Required work -> Out of the lines below, please list those that hold the string "square".

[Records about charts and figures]
::::::::::

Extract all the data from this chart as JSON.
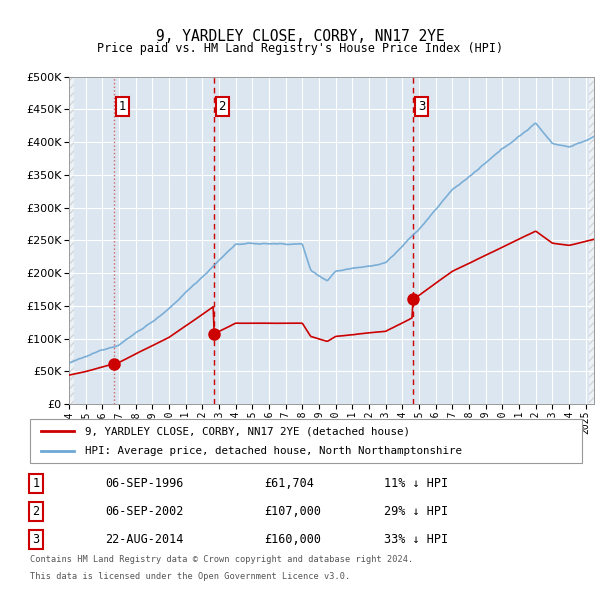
{
  "title": "9, YARDLEY CLOSE, CORBY, NN17 2YE",
  "subtitle": "Price paid vs. HM Land Registry's House Price Index (HPI)",
  "legend_line1": "9, YARDLEY CLOSE, CORBY, NN17 2YE (detached house)",
  "legend_line2": "HPI: Average price, detached house, North Northamptonshire",
  "footer1": "Contains HM Land Registry data © Crown copyright and database right 2024.",
  "footer2": "This data is licensed under the Open Government Licence v3.0.",
  "sale_dates": [
    1996.67,
    2002.67,
    2014.63
  ],
  "sale_prices": [
    61704,
    107000,
    160000
  ],
  "sale_labels": [
    "1",
    "2",
    "3"
  ],
  "sale_info": [
    {
      "label": "1",
      "date": "06-SEP-1996",
      "price": "£61,704",
      "pct": "11% ↓ HPI"
    },
    {
      "label": "2",
      "date": "06-SEP-2002",
      "price": "£107,000",
      "pct": "29% ↓ HPI"
    },
    {
      "label": "3",
      "date": "22-AUG-2014",
      "price": "£160,000",
      "pct": "33% ↓ HPI"
    }
  ],
  "hpi_color": "#6fa8d4",
  "sale_color": "#cc0000",
  "dashed_color": "#cc0000",
  "bg_color": "#dce6f0",
  "grid_color": "#ffffff",
  "ylim": [
    0,
    500000
  ],
  "yticks": [
    0,
    50000,
    100000,
    150000,
    200000,
    250000,
    300000,
    350000,
    400000,
    450000,
    500000
  ],
  "xlim_start": 1994.0,
  "xlim_end": 2025.5,
  "xticks": [
    1994,
    1995,
    1996,
    1997,
    1998,
    1999,
    2000,
    2001,
    2002,
    2003,
    2004,
    2005,
    2006,
    2007,
    2008,
    2009,
    2010,
    2011,
    2012,
    2013,
    2014,
    2015,
    2016,
    2017,
    2018,
    2019,
    2020,
    2021,
    2022,
    2023,
    2024,
    2025
  ]
}
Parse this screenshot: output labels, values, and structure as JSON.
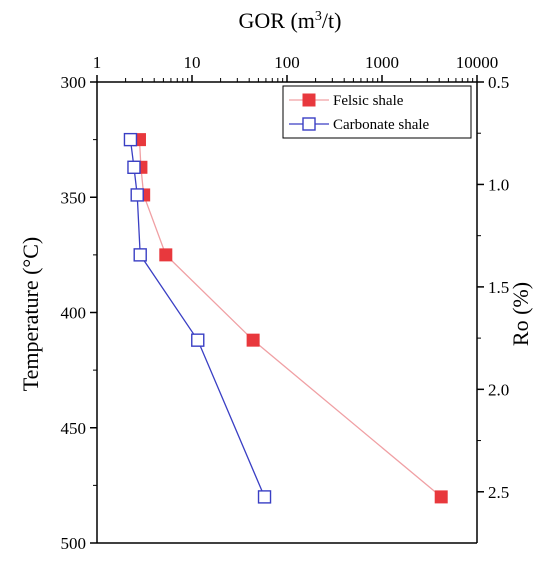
{
  "chart_data": {
    "type": "scatter",
    "title": "",
    "x_axis": {
      "label_main": "GOR (m",
      "label_sup": "3",
      "label_end": "/t)",
      "scale": "log",
      "range": [
        1,
        10000
      ],
      "ticks": [
        "1",
        "10",
        "100",
        "1000",
        "10000"
      ],
      "position": "top"
    },
    "y_axis_left": {
      "label": "Temperature (°C)",
      "range": [
        300,
        500
      ],
      "ticks": [
        "300",
        "350",
        "400",
        "450",
        "500"
      ],
      "inverted": true
    },
    "y_axis_right": {
      "label": "Ro (%)",
      "range": [
        0.5,
        2.75
      ],
      "ticks": [
        "0.5",
        "1.0",
        "1.5",
        "2.0",
        "2.5"
      ],
      "inverted": true
    },
    "series": [
      {
        "name": "Felsic shale",
        "color": "#e8383d",
        "line_color": "#f0a0a4",
        "marker": "filled-square",
        "points": [
          {
            "x": 2.8,
            "y": 325
          },
          {
            "x": 2.9,
            "y": 337
          },
          {
            "x": 3.1,
            "y": 349
          },
          {
            "x": 5.3,
            "y": 375
          },
          {
            "x": 44,
            "y": 412
          },
          {
            "x": 4200,
            "y": 480
          }
        ]
      },
      {
        "name": "Carbonate shale",
        "color": "#3a3fc4",
        "line_color": "#3a3fc4",
        "marker": "open-square",
        "points": [
          {
            "x": 2.25,
            "y": 325
          },
          {
            "x": 2.45,
            "y": 337
          },
          {
            "x": 2.65,
            "y": 349
          },
          {
            "x": 2.85,
            "y": 375
          },
          {
            "x": 11.5,
            "y": 412
          },
          {
            "x": 58,
            "y": 480
          }
        ]
      }
    ],
    "legend_position": "top-right",
    "grid": false
  }
}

::::::::::

Solution for this exercise ->
        "marker": "filled-square",
        "marker": "open-square",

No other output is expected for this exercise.